**What you should do**:
Copy the records below exactly as they are written.

■ ■ ■ ■ ■ ■ ■

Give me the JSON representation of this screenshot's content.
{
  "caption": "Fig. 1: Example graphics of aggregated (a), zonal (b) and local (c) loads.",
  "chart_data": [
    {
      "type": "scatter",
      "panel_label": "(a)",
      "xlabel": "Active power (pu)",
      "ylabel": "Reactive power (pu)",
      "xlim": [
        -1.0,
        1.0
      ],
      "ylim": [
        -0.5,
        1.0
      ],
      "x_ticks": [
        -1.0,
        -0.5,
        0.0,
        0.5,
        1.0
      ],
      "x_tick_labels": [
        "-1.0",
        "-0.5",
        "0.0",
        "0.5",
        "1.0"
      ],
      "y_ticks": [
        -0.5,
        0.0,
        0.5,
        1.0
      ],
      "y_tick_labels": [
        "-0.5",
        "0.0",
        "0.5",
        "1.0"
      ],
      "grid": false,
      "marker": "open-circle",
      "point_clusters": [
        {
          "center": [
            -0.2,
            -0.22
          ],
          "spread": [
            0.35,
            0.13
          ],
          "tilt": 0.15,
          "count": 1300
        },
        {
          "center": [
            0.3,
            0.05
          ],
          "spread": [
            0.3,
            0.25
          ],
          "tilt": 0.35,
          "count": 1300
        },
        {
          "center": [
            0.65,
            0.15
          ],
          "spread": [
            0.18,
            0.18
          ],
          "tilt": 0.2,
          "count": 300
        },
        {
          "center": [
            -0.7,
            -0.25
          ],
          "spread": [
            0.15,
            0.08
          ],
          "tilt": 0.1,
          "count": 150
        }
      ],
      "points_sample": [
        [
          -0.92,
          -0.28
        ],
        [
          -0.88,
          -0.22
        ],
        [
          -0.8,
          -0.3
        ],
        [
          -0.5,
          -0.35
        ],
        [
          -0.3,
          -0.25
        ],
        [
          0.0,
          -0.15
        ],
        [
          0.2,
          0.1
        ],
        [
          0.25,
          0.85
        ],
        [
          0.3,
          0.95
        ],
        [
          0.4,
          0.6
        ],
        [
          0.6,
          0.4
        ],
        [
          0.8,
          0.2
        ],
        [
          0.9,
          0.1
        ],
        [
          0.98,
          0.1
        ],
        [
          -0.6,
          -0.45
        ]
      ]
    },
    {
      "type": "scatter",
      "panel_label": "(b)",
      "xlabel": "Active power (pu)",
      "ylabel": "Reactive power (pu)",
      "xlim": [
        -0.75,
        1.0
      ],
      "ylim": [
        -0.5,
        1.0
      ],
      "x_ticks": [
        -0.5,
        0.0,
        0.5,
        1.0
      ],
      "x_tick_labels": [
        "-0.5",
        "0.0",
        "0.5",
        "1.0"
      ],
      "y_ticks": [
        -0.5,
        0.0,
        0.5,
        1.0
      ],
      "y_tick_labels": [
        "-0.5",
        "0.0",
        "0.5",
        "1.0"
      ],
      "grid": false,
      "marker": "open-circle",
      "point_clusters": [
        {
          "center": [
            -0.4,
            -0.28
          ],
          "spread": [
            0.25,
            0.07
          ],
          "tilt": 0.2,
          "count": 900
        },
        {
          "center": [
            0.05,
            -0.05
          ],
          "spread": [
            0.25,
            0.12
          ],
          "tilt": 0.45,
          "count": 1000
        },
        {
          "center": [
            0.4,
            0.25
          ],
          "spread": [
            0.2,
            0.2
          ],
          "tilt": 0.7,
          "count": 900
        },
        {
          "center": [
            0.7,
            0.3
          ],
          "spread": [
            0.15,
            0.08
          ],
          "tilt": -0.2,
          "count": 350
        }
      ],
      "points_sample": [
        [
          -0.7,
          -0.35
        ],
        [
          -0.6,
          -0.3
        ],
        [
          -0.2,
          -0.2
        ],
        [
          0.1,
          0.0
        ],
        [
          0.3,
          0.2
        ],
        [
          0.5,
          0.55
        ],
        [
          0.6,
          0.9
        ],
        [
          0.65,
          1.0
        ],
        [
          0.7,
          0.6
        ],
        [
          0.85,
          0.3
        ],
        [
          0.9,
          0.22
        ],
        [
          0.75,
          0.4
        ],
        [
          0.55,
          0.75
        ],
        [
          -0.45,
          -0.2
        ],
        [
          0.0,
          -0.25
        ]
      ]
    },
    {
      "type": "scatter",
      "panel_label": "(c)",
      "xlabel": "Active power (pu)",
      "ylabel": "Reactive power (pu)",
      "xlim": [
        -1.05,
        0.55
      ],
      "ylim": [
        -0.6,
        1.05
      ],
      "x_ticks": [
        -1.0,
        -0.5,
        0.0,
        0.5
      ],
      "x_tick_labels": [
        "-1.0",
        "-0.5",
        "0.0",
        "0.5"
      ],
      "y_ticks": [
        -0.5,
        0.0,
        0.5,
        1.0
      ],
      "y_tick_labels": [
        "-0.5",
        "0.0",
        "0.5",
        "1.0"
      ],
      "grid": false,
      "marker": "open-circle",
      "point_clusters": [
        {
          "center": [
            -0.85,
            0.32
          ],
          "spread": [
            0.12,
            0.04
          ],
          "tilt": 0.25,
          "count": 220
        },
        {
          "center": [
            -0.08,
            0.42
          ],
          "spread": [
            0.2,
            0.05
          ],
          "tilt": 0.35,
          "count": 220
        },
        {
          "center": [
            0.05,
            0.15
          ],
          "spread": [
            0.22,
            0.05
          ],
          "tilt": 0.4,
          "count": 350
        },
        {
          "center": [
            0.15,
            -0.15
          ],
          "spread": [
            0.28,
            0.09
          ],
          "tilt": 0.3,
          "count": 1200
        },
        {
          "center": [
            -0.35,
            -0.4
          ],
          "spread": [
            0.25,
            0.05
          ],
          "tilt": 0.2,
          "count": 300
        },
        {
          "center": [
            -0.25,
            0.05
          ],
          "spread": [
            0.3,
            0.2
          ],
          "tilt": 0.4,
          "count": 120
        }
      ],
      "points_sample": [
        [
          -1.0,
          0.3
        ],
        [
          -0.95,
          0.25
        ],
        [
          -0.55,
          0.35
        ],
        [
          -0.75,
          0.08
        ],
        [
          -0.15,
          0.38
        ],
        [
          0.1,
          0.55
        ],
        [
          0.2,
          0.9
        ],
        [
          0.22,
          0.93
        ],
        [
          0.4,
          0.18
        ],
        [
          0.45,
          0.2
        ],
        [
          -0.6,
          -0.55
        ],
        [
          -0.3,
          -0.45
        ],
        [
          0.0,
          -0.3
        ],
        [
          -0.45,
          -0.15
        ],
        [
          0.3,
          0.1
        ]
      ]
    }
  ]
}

■ ■ ■ ■ ■ ■ ■

**Finished exercise**:
Give me the JSON representation of this screenshot's content.
{
  "caption": "Fig. 1: Example graphics of aggregated (a), zonal (b) and local (c) loads.",
  "chart_data": [
    {
      "type": "scatter",
      "panel_label": "(a)",
      "xlabel": "Active power (pu)",
      "ylabel": "Reactive power (pu)",
      "xlim": [
        -1.0,
        1.0
      ],
      "ylim": [
        -0.5,
        1.0
      ],
      "x_ticks": [
        -1.0,
        -0.5,
        0.0,
        0.5,
        1.0
      ],
      "x_tick_labels": [
        "-1.0",
        "-0.5",
        "0.0",
        "0.5",
        "1.0"
      ],
      "y_ticks": [
        -0.5,
        0.0,
        0.5,
        1.0
      ],
      "y_tick_labels": [
        "-0.5",
        "0.0",
        "0.5",
        "1.0"
      ],
      "grid": false,
      "marker": "open-circle",
      "point_clusters": [
        {
          "center": [
            -0.2,
            -0.22
          ],
          "spread": [
            0.35,
            0.13
          ],
          "tilt": 0.15,
          "count": 1300
        },
        {
          "center": [
            0.3,
            0.05
          ],
          "spread": [
            0.3,
            0.25
          ],
          "tilt": 0.35,
          "count": 1300
        },
        {
          "center": [
            0.65,
            0.15
          ],
          "spread": [
            0.18,
            0.18
          ],
          "tilt": 0.2,
          "count": 300
        },
        {
          "center": [
            -0.7,
            -0.25
          ],
          "spread": [
            0.15,
            0.08
          ],
          "tilt": 0.1,
          "count": 150
        }
      ],
      "points_sample": [
        [
          -0.92,
          -0.28
        ],
        [
          -0.88,
          -0.22
        ],
        [
          -0.8,
          -0.3
        ],
        [
          -0.5,
          -0.35
        ],
        [
          -0.3,
          -0.25
        ],
        [
          0.0,
          -0.15
        ],
        [
          0.2,
          0.1
        ],
        [
          0.25,
          0.85
        ],
        [
          0.3,
          0.95
        ],
        [
          0.4,
          0.6
        ],
        [
          0.6,
          0.4
        ],
        [
          0.8,
          0.2
        ],
        [
          0.9,
          0.1
        ],
        [
          0.98,
          0.1
        ],
        [
          -0.6,
          -0.45
        ]
      ]
    },
    {
      "type": "scatter",
      "panel_label": "(b)",
      "xlabel": "Active power (pu)",
      "ylabel": "Reactive power (pu)",
      "xlim": [
        -0.75,
        1.0
      ],
      "ylim": [
        -0.5,
        1.0
      ],
      "x_ticks": [
        -0.5,
        0.0,
        0.5,
        1.0
      ],
      "x_tick_labels": [
        "-0.5",
        "0.0",
        "0.5",
        "1.0"
      ],
      "y_ticks": [
        -0.5,
        0.0,
        0.5,
        1.0
      ],
      "y_tick_labels": [
        "-0.5",
        "0.0",
        "0.5",
        "1.0"
      ],
      "grid": false,
      "marker": "open-circle",
      "point_clusters": [
        {
          "center": [
            -0.4,
            -0.28
          ],
          "spread": [
            0.25,
            0.07
          ],
          "tilt": 0.2,
          "count": 900
        },
        {
          "center": [
            0.05,
            -0.05
          ],
          "spread": [
            0.25,
            0.12
          ],
          "tilt": 0.45,
          "count": 1000
        },
        {
          "center": [
            0.4,
            0.25
          ],
          "spread": [
            0.2,
            0.2
          ],
          "tilt": 0.7,
          "count": 900
        },
        {
          "center": [
            0.7,
            0.3
          ],
          "spread": [
            0.15,
            0.08
          ],
          "tilt": -0.2,
          "count": 350
        }
      ],
      "points_sample": [
        [
          -0.7,
          -0.35
        ],
        [
          -0.6,
          -0.3
        ],
        [
          -0.2,
          -0.2
        ],
        [
          0.1,
          0.0
        ],
        [
          0.3,
          0.2
        ],
        [
          0.5,
          0.55
        ],
        [
          0.6,
          0.9
        ],
        [
          0.65,
          1.0
        ],
        [
          0.7,
          0.6
        ],
        [
          0.85,
          0.3
        ],
        [
          0.9,
          0.22
        ],
        [
          0.75,
          0.4
        ],
        [
          0.55,
          0.75
        ],
        [
          -0.45,
          -0.2
        ],
        [
          0.0,
          -0.25
        ]
      ]
    },
    {
      "type": "scatter",
      "panel_label": "(c)",
      "xlabel": "Active power (pu)",
      "ylabel": "Reactive power (pu)",
      "xlim": [
        -1.05,
        0.55
      ],
      "ylim": [
        -0.6,
        1.05
      ],
      "x_ticks": [
        -1.0,
        -0.5,
        0.0,
        0.5
      ],
      "x_tick_labels": [
        "-1.0",
        "-0.5",
        "0.0",
        "0.5"
      ],
      "y_ticks": [
        -0.5,
        0.0,
        0.5,
        1.0
      ],
      "y_tick_labels": [
        "-0.5",
        "0.0",
        "0.5",
        "1.0"
      ],
      "grid": false,
      "marker": "open-circle",
      "point_clusters": [
        {
          "center": [
            -0.85,
            0.32
          ],
          "spread": [
            0.12,
            0.04
          ],
          "tilt": 0.25,
          "count": 220
        },
        {
          "center": [
            -0.08,
            0.42
          ],
          "spread": [
            0.2,
            0.05
          ],
          "tilt": 0.35,
          "count": 220
        },
        {
          "center": [
            0.05,
            0.15
          ],
          "spread": [
            0.22,
            0.05
          ],
          "tilt": 0.4,
          "count": 350
        },
        {
          "center": [
            0.15,
            -0.15
          ],
          "spread": [
            0.28,
            0.09
          ],
          "tilt": 0.3,
          "count": 1200
        },
        {
          "center": [
            -0.35,
            -0.4
          ],
          "spread": [
            0.25,
            0.05
          ],
          "tilt": 0.2,
          "count": 300
        },
        {
          "center": [
            -0.25,
            0.05
          ],
          "spread": [
            0.3,
            0.2
          ],
          "tilt": 0.4,
          "count": 120
        }
      ],
      "points_sample": [
        [
          -1.0,
          0.3
        ],
        [
          -0.95,
          0.25
        ],
        [
          -0.55,
          0.35
        ],
        [
          -0.75,
          0.08
        ],
        [
          -0.15,
          0.38
        ],
        [
          0.1,
          0.55
        ],
        [
          0.2,
          0.9
        ],
        [
          0.22,
          0.93
        ],
        [
          0.4,
          0.18
        ],
        [
          0.45,
          0.2
        ],
        [
          -0.6,
          -0.55
        ],
        [
          -0.3,
          -0.45
        ],
        [
          0.0,
          -0.3
        ],
        [
          -0.45,
          -0.15
        ],
        [
          0.3,
          0.1
        ]
      ]
    }
  ]
}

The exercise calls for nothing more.